Stored data entries:
------
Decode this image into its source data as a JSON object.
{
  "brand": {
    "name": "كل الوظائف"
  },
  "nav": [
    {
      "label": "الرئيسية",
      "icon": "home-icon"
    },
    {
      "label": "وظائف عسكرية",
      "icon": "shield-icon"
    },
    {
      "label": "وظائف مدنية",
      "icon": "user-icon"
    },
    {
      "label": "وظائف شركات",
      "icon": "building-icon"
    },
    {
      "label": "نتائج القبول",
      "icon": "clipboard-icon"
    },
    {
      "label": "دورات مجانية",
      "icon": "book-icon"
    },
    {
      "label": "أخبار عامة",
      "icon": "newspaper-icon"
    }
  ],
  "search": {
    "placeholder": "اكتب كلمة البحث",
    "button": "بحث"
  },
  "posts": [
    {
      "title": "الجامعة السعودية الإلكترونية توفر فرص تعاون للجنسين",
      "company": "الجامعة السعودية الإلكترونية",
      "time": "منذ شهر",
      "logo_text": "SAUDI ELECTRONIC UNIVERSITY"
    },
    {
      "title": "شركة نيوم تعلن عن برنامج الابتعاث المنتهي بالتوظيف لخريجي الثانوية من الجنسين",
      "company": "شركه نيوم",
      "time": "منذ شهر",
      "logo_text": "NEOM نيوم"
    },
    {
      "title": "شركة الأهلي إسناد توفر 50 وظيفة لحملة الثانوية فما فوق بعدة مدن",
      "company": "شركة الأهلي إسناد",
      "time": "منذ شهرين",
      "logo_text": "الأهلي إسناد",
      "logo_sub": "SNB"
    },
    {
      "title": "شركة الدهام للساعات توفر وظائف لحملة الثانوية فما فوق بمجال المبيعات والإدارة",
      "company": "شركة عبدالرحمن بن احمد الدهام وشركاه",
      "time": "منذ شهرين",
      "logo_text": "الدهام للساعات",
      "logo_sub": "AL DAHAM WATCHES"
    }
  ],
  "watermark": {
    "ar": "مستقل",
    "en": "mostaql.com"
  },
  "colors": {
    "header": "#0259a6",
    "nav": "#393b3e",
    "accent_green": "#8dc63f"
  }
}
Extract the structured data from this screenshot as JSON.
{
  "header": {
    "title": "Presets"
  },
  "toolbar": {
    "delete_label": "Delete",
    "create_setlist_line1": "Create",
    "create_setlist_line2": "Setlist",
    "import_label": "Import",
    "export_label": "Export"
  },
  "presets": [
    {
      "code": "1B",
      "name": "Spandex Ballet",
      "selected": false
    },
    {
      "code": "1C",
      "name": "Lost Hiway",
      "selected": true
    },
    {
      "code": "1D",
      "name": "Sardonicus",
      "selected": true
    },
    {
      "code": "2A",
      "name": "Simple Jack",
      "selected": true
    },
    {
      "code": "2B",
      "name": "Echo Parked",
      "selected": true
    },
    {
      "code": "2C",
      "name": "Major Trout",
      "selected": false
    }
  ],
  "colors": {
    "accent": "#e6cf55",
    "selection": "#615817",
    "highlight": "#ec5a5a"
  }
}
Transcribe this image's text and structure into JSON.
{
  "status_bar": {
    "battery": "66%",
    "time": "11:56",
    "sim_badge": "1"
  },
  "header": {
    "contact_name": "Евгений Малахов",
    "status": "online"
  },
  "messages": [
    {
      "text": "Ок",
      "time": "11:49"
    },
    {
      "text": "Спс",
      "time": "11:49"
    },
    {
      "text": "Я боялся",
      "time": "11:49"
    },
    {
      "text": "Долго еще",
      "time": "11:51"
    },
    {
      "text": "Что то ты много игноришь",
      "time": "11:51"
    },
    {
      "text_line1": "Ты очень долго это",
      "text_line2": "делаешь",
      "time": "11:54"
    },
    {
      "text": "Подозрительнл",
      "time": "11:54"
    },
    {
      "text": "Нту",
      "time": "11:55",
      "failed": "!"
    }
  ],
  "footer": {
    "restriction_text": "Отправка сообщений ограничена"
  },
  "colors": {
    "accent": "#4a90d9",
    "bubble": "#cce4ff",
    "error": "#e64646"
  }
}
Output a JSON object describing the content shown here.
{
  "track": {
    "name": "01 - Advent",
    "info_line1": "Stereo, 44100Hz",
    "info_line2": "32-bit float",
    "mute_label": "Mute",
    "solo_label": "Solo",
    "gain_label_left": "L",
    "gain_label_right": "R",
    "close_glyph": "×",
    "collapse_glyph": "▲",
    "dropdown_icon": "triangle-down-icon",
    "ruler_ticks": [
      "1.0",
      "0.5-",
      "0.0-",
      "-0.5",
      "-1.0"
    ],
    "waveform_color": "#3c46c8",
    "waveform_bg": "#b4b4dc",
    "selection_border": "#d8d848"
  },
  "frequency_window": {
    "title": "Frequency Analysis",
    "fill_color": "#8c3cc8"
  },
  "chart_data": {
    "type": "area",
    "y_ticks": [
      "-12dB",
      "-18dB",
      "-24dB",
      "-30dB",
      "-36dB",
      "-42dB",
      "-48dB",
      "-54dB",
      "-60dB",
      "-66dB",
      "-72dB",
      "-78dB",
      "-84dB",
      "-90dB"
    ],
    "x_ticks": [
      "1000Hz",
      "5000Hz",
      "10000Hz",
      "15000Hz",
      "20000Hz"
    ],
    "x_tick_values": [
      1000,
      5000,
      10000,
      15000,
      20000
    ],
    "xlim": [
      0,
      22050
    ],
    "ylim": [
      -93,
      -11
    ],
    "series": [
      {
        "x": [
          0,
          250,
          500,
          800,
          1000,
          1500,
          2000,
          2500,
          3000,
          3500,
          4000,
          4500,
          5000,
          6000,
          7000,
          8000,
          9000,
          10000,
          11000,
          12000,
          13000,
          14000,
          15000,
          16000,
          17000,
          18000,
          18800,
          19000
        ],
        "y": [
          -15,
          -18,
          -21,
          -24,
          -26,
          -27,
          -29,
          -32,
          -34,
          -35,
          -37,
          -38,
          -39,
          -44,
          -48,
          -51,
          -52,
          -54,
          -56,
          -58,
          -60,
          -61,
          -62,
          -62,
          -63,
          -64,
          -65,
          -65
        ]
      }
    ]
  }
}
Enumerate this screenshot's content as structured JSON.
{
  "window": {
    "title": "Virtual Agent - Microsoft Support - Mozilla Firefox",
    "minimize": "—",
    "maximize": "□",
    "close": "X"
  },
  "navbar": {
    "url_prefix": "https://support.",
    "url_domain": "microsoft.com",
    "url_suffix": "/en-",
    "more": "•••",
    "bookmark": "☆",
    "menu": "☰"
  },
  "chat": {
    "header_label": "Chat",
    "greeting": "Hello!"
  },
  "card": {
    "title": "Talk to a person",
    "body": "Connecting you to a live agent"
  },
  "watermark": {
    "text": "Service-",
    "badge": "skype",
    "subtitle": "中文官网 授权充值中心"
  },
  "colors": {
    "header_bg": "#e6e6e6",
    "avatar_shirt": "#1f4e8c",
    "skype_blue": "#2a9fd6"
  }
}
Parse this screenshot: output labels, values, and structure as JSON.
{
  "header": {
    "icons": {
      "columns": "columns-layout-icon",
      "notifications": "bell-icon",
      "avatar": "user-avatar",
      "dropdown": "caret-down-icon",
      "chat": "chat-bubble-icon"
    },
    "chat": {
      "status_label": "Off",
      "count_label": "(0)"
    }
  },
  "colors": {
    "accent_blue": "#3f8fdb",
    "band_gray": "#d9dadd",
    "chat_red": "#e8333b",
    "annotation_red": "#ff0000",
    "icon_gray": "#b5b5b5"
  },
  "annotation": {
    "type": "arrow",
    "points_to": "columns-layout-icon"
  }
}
------
> _Exercise_:
Go through the records. Copy each line where "شركة" appears.

> _Output_:
      "title": "شركة نيوم تعلن عن برنامج الابتعاث المنتهي بالتوظيف لخريجي الثانوية من الجنسين",
      "title": "شركة الأهلي إسناد توفر 50 وظيفة لحملة الثانوية فما فوق بعدة مدن",
      "company": "شركة الأهلي إسناد",
      "title": "شركة الدهام للساعات توفر وظائف لحملة الثانوية فما فوق بمجال المبيعات والإدارة",
      "company": "شركة عبدالرحمن بن احمد الدهام وشركاه",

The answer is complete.